## start Source material

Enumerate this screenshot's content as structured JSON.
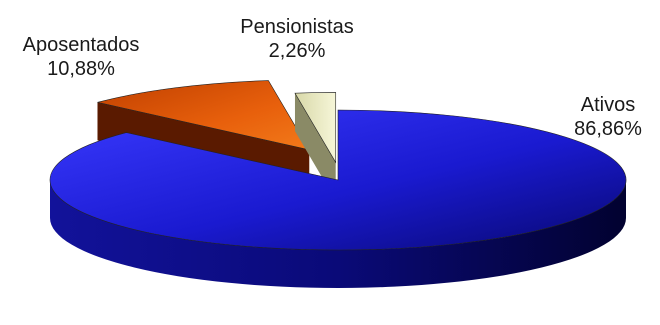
{
  "chart_data": {
    "type": "pie",
    "style": "3d-exploded",
    "slices": [
      {
        "label": "Ativos",
        "value": 86.86,
        "display": "86,86%",
        "color": "#1c1ccc"
      },
      {
        "label": "Aposentados",
        "value": 10.88,
        "display": "10,88%",
        "color": "#e35a0a"
      },
      {
        "label": "Pensionistas",
        "value": 2.26,
        "display": "2,26%",
        "color": "#eeeec6"
      }
    ]
  }
}
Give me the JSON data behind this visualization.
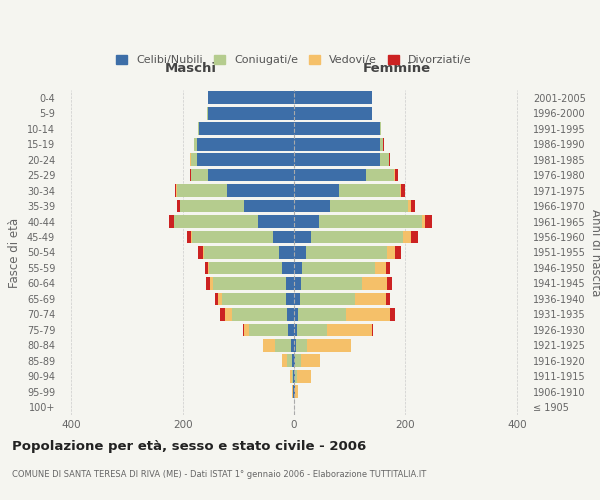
{
  "age_groups": [
    "100+",
    "95-99",
    "90-94",
    "85-89",
    "80-84",
    "75-79",
    "70-74",
    "65-69",
    "60-64",
    "55-59",
    "50-54",
    "45-49",
    "40-44",
    "35-39",
    "30-34",
    "25-29",
    "20-24",
    "15-19",
    "10-14",
    "5-9",
    "0-4"
  ],
  "birth_years": [
    "≤ 1905",
    "1906-1910",
    "1911-1915",
    "1916-1920",
    "1921-1925",
    "1926-1930",
    "1931-1935",
    "1936-1940",
    "1941-1945",
    "1946-1950",
    "1951-1955",
    "1956-1960",
    "1961-1965",
    "1966-1970",
    "1971-1975",
    "1976-1980",
    "1981-1985",
    "1986-1990",
    "1991-1995",
    "1996-2000",
    "2001-2005"
  ],
  "maschi": {
    "celibi": [
      0,
      1,
      1,
      3,
      5,
      10,
      12,
      14,
      15,
      22,
      27,
      38,
      65,
      90,
      120,
      155,
      175,
      175,
      170,
      155,
      155
    ],
    "coniugati": [
      0,
      1,
      3,
      10,
      30,
      70,
      100,
      115,
      130,
      130,
      135,
      145,
      150,
      115,
      90,
      30,
      10,
      5,
      2,
      1,
      0
    ],
    "vedovi": [
      0,
      1,
      3,
      8,
      20,
      10,
      12,
      8,
      5,
      3,
      2,
      1,
      1,
      0,
      1,
      0,
      1,
      0,
      0,
      0,
      0
    ],
    "divorziati": [
      0,
      0,
      0,
      0,
      0,
      2,
      8,
      5,
      8,
      5,
      8,
      8,
      8,
      5,
      2,
      2,
      1,
      0,
      0,
      0,
      0
    ]
  },
  "femmine": {
    "nubili": [
      0,
      1,
      1,
      2,
      3,
      5,
      8,
      10,
      12,
      15,
      22,
      30,
      45,
      65,
      80,
      130,
      155,
      155,
      155,
      140,
      140
    ],
    "coniugate": [
      0,
      1,
      5,
      10,
      20,
      55,
      85,
      100,
      110,
      130,
      145,
      165,
      185,
      140,
      110,
      50,
      15,
      5,
      2,
      0,
      0
    ],
    "vedove": [
      0,
      5,
      25,
      35,
      80,
      80,
      80,
      55,
      45,
      20,
      15,
      15,
      5,
      5,
      2,
      2,
      1,
      0,
      0,
      0,
      0
    ],
    "divorziate": [
      0,
      0,
      0,
      0,
      0,
      2,
      8,
      8,
      8,
      8,
      10,
      12,
      12,
      8,
      8,
      5,
      2,
      1,
      0,
      0,
      0
    ]
  },
  "colors": {
    "celibi": "#3d6ea8",
    "coniugati": "#b5cc8e",
    "vedovi": "#f5c069",
    "divorziati": "#cc2222"
  },
  "xlim": 420,
  "title": "Popolazione per età, sesso e stato civile - 2006",
  "subtitle": "COMUNE DI SANTA TERESA DI RIVA (ME) - Dati ISTAT 1° gennaio 2006 - Elaborazione TUTTITALIA.IT",
  "ylabel_left": "Fasce di età",
  "ylabel_right": "Anni di nascita",
  "xlabel_maschi": "Maschi",
  "xlabel_femmine": "Femmine",
  "bg_color": "#f5f5f0",
  "legend_labels": [
    "Celibi/Nubili",
    "Coniugati/e",
    "Vedovi/e",
    "Divorziati/e"
  ]
}
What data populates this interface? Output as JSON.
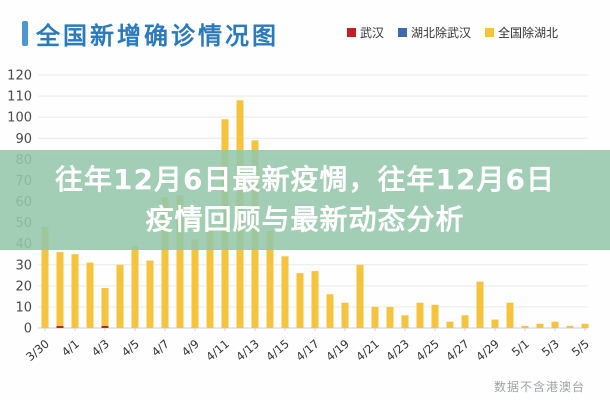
{
  "header": {
    "title": "全国新增确诊情况图",
    "legend": [
      {
        "label": "武汉",
        "color": "#bf2126"
      },
      {
        "label": "湖北除武汉",
        "color": "#4169b0"
      },
      {
        "label": "全国除湖北",
        "color": "#f5c33c"
      }
    ]
  },
  "overlay": {
    "line1": "往年12月6日最新疫惆，往年12月6日",
    "line2": "疫情回顾与最新动态分析"
  },
  "footer": {
    "note": "数据不含港澳台"
  },
  "chart_data": {
    "type": "bar",
    "stacked": true,
    "title": "全国新增确诊情况图",
    "categories": [
      "3/30",
      "3/31",
      "4/1",
      "4/2",
      "4/3",
      "4/4",
      "4/5",
      "4/6",
      "4/7",
      "4/8",
      "4/9",
      "4/10",
      "4/11",
      "4/12",
      "4/13",
      "4/14",
      "4/15",
      "4/16",
      "4/17",
      "4/18",
      "4/19",
      "4/20",
      "4/21",
      "4/22",
      "4/23",
      "4/24",
      "4/25",
      "4/26",
      "4/27",
      "4/28",
      "4/29",
      "4/30",
      "5/1",
      "5/2",
      "5/3",
      "5/4",
      "5/5"
    ],
    "series": [
      {
        "name": "武汉",
        "color": "#bf2126",
        "values": [
          0,
          1,
          0,
          0,
          1,
          0,
          0,
          0,
          0,
          0,
          0,
          0,
          0,
          0,
          0,
          0,
          0,
          0,
          0,
          0,
          0,
          0,
          0,
          0,
          0,
          0,
          0,
          0,
          0,
          0,
          0,
          0,
          0,
          0,
          0,
          0,
          0
        ]
      },
      {
        "name": "湖北除武汉",
        "color": "#4169b0",
        "values": [
          0,
          0,
          0,
          0,
          0,
          0,
          0,
          0,
          0,
          0,
          0,
          0,
          0,
          0,
          0,
          0,
          0,
          0,
          0,
          0,
          0,
          0,
          0,
          0,
          0,
          0,
          0,
          0,
          0,
          0,
          0,
          0,
          0,
          0,
          0,
          0,
          0
        ]
      },
      {
        "name": "全国除湖北",
        "color": "#f5c33c",
        "values": [
          48,
          35,
          35,
          31,
          18,
          30,
          39,
          32,
          62,
          63,
          42,
          46,
          99,
          108,
          89,
          46,
          34,
          26,
          27,
          16,
          12,
          30,
          10,
          10,
          6,
          12,
          11,
          3,
          6,
          22,
          4,
          12,
          1,
          2,
          3,
          1,
          2
        ]
      }
    ],
    "x_tick_labels": [
      "3/30",
      "4/1",
      "4/3",
      "4/5",
      "4/7",
      "4/9",
      "4/11",
      "4/13",
      "4/15",
      "4/17",
      "4/19",
      "4/21",
      "4/23",
      "4/25",
      "4/27",
      "4/29",
      "5/1",
      "5/3",
      "5/5"
    ],
    "x_labels_every": 2,
    "ylim": [
      0,
      120
    ],
    "ytick_step": 10,
    "grid": true,
    "legend_position": "top-right",
    "footnote": "数据不含港澳台"
  }
}
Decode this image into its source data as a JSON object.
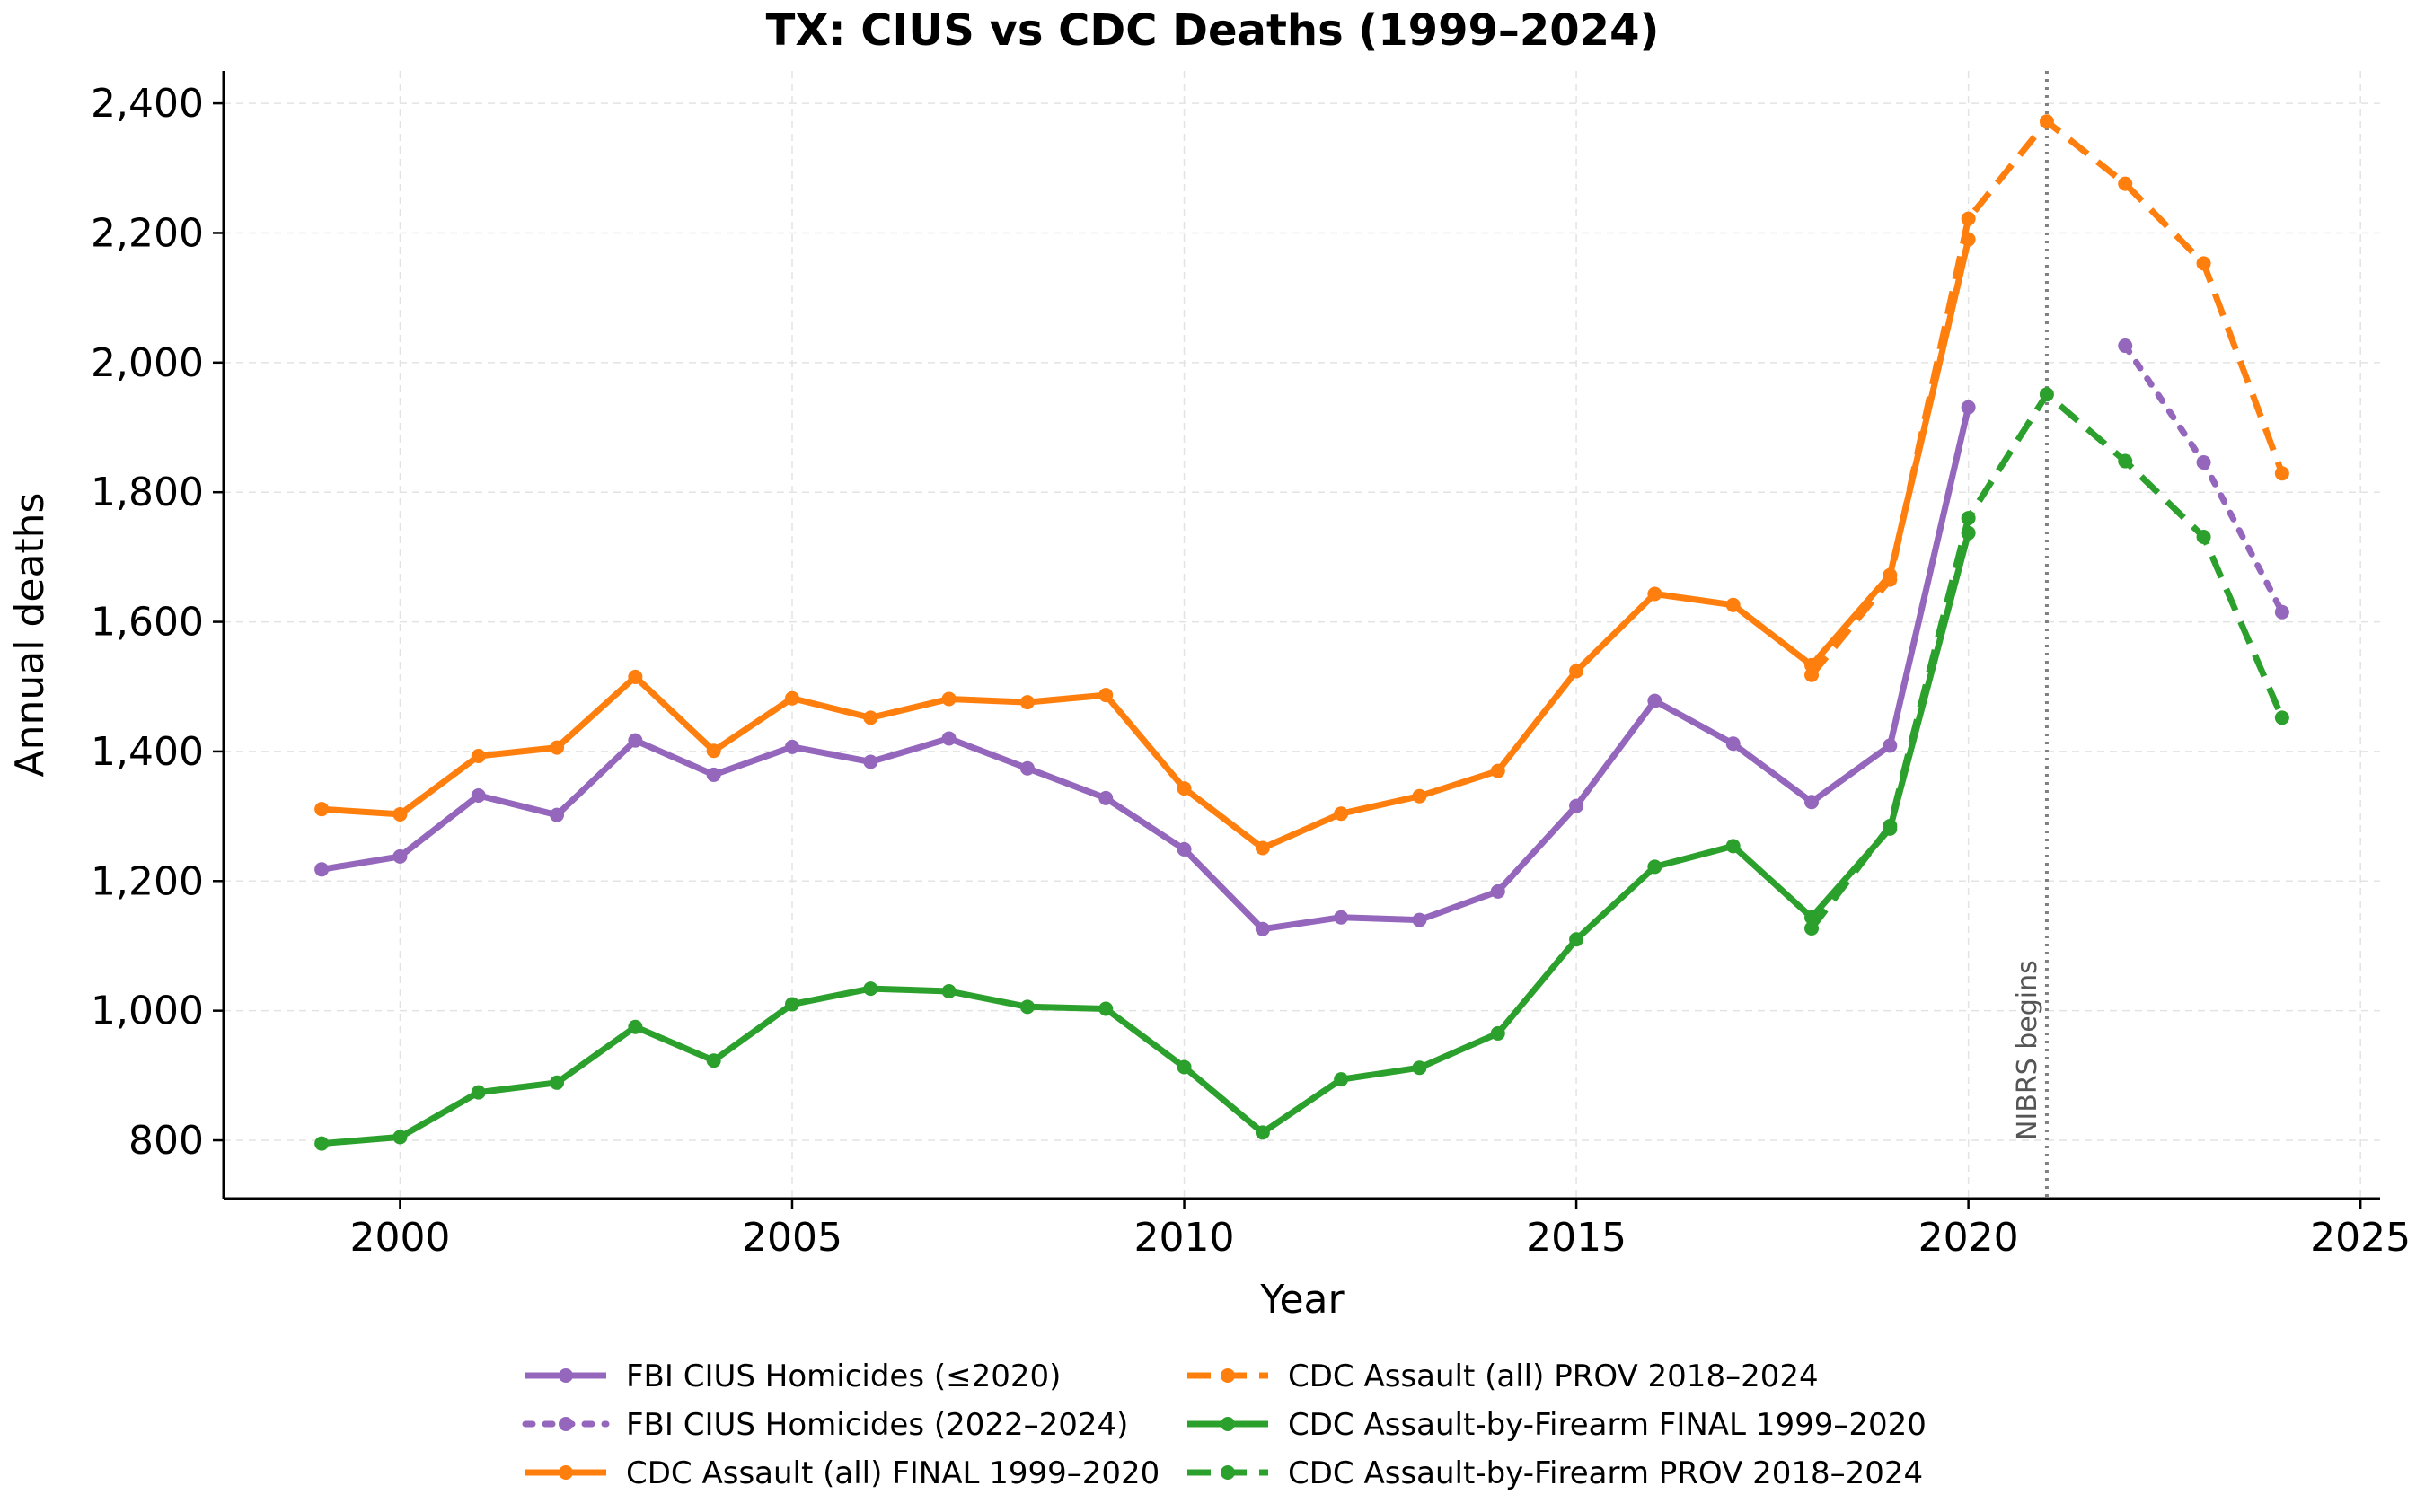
{
  "chart_data": {
    "type": "line",
    "title": "TX: CIUS vs CDC Deaths (1999–2024)",
    "xlabel": "Year",
    "ylabel": "Annual deaths",
    "xlim": [
      1997.75,
      2025.25
    ],
    "ylim": [
      710,
      2450
    ],
    "x_ticks": [
      2000,
      2005,
      2010,
      2015,
      2020,
      2025
    ],
    "x_tick_labels": [
      "2000",
      "2005",
      "2010",
      "2015",
      "2020",
      "2025"
    ],
    "y_ticks": [
      800,
      1000,
      1200,
      1400,
      1600,
      1800,
      2000,
      2200,
      2400
    ],
    "y_tick_labels": [
      "800",
      "1,000",
      "1,200",
      "1,400",
      "1,600",
      "1,800",
      "2,000",
      "2,200",
      "2,400"
    ],
    "grid": true,
    "legend_position": "bottom",
    "annotation": {
      "text": "NIBRS begins",
      "x": 2021
    },
    "series": [
      {
        "name": "FBI CIUS Homicides (≤2020)",
        "color": "#9467bd",
        "style": "solid",
        "x": [
          1999,
          2000,
          2001,
          2002,
          2003,
          2004,
          2005,
          2006,
          2007,
          2008,
          2009,
          2010,
          2011,
          2012,
          2013,
          2014,
          2015,
          2016,
          2017,
          2018,
          2019,
          2020
        ],
        "values": [
          1218,
          1238,
          1332,
          1302,
          1417,
          1364,
          1407,
          1384,
          1420,
          1374,
          1328,
          1249,
          1126,
          1144,
          1140,
          1184,
          1316,
          1478,
          1412,
          1322,
          1409,
          1931
        ]
      },
      {
        "name": "FBI CIUS Homicides (2022–2024)",
        "color": "#9467bd",
        "style": "dotted",
        "x": [
          2022,
          2023,
          2024
        ],
        "values": [
          2026,
          1846,
          1615
        ]
      },
      {
        "name": "CDC Assault (all) FINAL 1999–2020",
        "color": "#ff7f0e",
        "style": "solid",
        "x": [
          1999,
          2000,
          2001,
          2002,
          2003,
          2004,
          2005,
          2006,
          2007,
          2008,
          2009,
          2010,
          2011,
          2012,
          2013,
          2014,
          2015,
          2016,
          2017,
          2018,
          2019,
          2020
        ],
        "values": [
          1311,
          1303,
          1393,
          1406,
          1515,
          1401,
          1482,
          1452,
          1481,
          1476,
          1487,
          1343,
          1251,
          1304,
          1331,
          1370,
          1524,
          1643,
          1626,
          1533,
          1672,
          2190
        ]
      },
      {
        "name": "CDC Assault (all) PROV 2018–2024",
        "color": "#ff7f0e",
        "style": "dashed",
        "x": [
          2018,
          2019,
          2020,
          2021,
          2022,
          2023,
          2024
        ],
        "values": [
          1518,
          1665,
          2222,
          2372,
          2276,
          2153,
          1829
        ]
      },
      {
        "name": "CDC Assault-by-Firearm FINAL 1999–2020",
        "color": "#2ca02c",
        "style": "solid",
        "x": [
          1999,
          2000,
          2001,
          2002,
          2003,
          2004,
          2005,
          2006,
          2007,
          2008,
          2009,
          2010,
          2011,
          2012,
          2013,
          2014,
          2015,
          2016,
          2017,
          2018,
          2019,
          2020
        ],
        "values": [
          795,
          805,
          874,
          889,
          975,
          923,
          1010,
          1034,
          1030,
          1006,
          1003,
          913,
          812,
          894,
          912,
          965,
          1110,
          1222,
          1254,
          1144,
          1281,
          1737
        ]
      },
      {
        "name": "CDC Assault-by-Firearm PROV 2018–2024",
        "color": "#2ca02c",
        "style": "dashed",
        "x": [
          2018,
          2019,
          2020,
          2021,
          2022,
          2023,
          2024
        ],
        "values": [
          1127,
          1285,
          1760,
          1951,
          1848,
          1731,
          1452
        ]
      }
    ]
  }
}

## end Source material

Task description:
Collect the lines that hold "JSON".

Correct answer:
Enumerate this screenshot's content as structured JSON.
Give me the JSON data behind this visualization.
What data populates this interface? Output as JSON.
Decode this image into its source data as a JSON object.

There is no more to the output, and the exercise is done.